RECORDS FOR THIS EXERCISE:
^^^^
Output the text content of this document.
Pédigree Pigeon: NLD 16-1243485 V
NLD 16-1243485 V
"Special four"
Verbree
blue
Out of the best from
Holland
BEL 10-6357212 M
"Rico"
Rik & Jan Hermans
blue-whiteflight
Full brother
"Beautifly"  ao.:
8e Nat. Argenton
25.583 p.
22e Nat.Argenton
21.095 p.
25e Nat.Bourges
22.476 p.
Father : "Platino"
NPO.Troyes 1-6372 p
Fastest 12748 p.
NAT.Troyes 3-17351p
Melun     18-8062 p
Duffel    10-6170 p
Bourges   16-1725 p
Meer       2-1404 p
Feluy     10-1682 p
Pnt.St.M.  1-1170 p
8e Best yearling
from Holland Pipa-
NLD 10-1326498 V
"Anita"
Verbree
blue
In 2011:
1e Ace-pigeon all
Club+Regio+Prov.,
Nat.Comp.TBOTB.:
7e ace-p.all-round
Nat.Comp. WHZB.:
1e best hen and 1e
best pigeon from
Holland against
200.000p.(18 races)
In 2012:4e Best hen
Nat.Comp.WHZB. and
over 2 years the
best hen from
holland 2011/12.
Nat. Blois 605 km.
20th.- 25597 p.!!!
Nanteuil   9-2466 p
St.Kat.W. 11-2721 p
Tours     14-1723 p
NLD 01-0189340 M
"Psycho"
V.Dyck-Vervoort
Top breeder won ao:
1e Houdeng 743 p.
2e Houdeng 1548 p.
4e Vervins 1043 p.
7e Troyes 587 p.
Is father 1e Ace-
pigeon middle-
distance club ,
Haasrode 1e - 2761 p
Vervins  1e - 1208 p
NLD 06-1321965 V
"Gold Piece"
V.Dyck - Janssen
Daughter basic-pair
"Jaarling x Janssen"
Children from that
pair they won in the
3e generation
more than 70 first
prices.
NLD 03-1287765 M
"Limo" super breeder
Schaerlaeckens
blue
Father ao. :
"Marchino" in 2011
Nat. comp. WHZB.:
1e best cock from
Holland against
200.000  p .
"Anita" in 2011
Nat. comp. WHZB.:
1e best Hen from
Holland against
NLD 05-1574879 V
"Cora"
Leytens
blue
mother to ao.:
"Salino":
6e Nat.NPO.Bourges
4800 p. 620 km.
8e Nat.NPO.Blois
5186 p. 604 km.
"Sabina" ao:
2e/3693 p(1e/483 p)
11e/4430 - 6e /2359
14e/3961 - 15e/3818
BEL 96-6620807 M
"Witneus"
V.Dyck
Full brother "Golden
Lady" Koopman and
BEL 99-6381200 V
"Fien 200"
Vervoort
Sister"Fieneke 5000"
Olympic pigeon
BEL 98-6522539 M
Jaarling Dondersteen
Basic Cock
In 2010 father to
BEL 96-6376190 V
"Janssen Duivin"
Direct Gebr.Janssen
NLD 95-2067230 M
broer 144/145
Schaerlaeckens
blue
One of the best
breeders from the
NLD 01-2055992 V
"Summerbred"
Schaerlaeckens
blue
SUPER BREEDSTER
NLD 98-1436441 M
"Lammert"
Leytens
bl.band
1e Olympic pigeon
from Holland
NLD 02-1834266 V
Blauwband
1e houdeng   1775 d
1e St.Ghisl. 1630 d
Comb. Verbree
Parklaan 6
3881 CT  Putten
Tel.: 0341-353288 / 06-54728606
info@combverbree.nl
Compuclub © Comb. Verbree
^^^^
PROBLEM TO SOLVE: Output the records exactly, including every line.

RESULT OF THE TASK:
Output the text content of this document.
Pédigree Pigeon: NLD 16-1243485 V
NLD 16-1243485 V
"Special four"
Verbree
blue
Out of the best from
Holland
BEL 10-6357212 M
"Rico"
Rik & Jan Hermans
blue-whiteflight
Full brother
"Beautifly"  ao.:
8e Nat. Argenton
25.583 p.
22e Nat.Argenton
21.095 p.
25e Nat.Bourges
22.476 p.
Father : "Platino"
NPO.Troyes 1-6372 p
Fastest 12748 p.
NAT.Troyes 3-17351p
Melun     18-8062 p
Duffel    10-6170 p
Bourges   16-1725 p
Meer       2-1404 p
Feluy     10-1682 p
Pnt.St.M.  1-1170 p
8e Best yearling
from Holland Pipa-
NLD 10-1326498 V
"Anita"
Verbree
blue
In 2011:
1e Ace-pigeon all
Club+Regio+Prov.,
Nat.Comp.TBOTB.:
7e ace-p.all-round
Nat.Comp. WHZB.:
1e best hen and 1e
best pigeon from
Holland against
200.000p.(18 races)
In 2012:4e Best hen
Nat.Comp.WHZB. and
over 2 years the
best hen from
holland 2011/12.
Nat. Blois 605 km.
20th.- 25597 p.!!!
Nanteuil   9-2466 p
St.Kat.W. 11-2721 p
Tours     14-1723 p
NLD 01-0189340 M
"Psycho"
V.Dyck-Vervoort
Top breeder won ao:
1e Houdeng 743 p.
2e Houdeng 1548 p.
4e Vervins 1043 p.
7e Troyes 587 p.
Is father 1e Ace-
pigeon middle-
distance club ,
Haasrode 1e - 2761 p
Vervins  1e - 1208 p
NLD 06-1321965 V
"Gold Piece"
V.Dyck - Janssen
Daughter basic-pair
"Jaarling x Janssen"
Children from that
pair they won in the
3e generation
more than 70 first
prices.
NLD 03-1287765 M
"Limo" super breeder
Schaerlaeckens
blue
Father ao. :
"Marchino" in 2011
Nat. comp. WHZB.:
1e best cock from
Holland against
200.000  p .
"Anita" in 2011
Nat. comp. WHZB.:
1e best Hen from
Holland against
NLD 05-1574879 V
"Cora"
Leytens
blue
mother to ao.:
"Salino":
6e Nat.NPO.Bourges
4800 p. 620 km.
8e Nat.NPO.Blois
5186 p. 604 km.
"Sabina" ao:
2e/3693 p(1e/483 p)
11e/4430 - 6e /2359
14e/3961 - 15e/3818
BEL 96-6620807 M
"Witneus"
V.Dyck
Full brother "Golden
Lady" Koopman and
BEL 99-6381200 V
"Fien 200"
Vervoort
Sister"Fieneke 5000"
Olympic pigeon
BEL 98-6522539 M
Jaarling Dondersteen
Basic Cock
In 2010 father to
BEL 96-6376190 V
"Janssen Duivin"
Direct Gebr.Janssen
NLD 95-2067230 M
broer 144/145
Schaerlaeckens
blue
One of the best
breeders from the
NLD 01-2055992 V
"Summerbred"
Schaerlaeckens
blue
SUPER BREEDSTER
NLD 98-1436441 M
"Lammert"
Leytens
bl.band
1e Olympic pigeon
from Holland
NLD 02-1834266 V
Blauwband
1e houdeng   1775 d
1e St.Ghisl. 1630 d
Comb. Verbree
Parklaan 6
3881 CT  Putten
Tel.: 0341-353288 / 06-54728606
info@combverbree.nl
Compuclub © Comb. Verbree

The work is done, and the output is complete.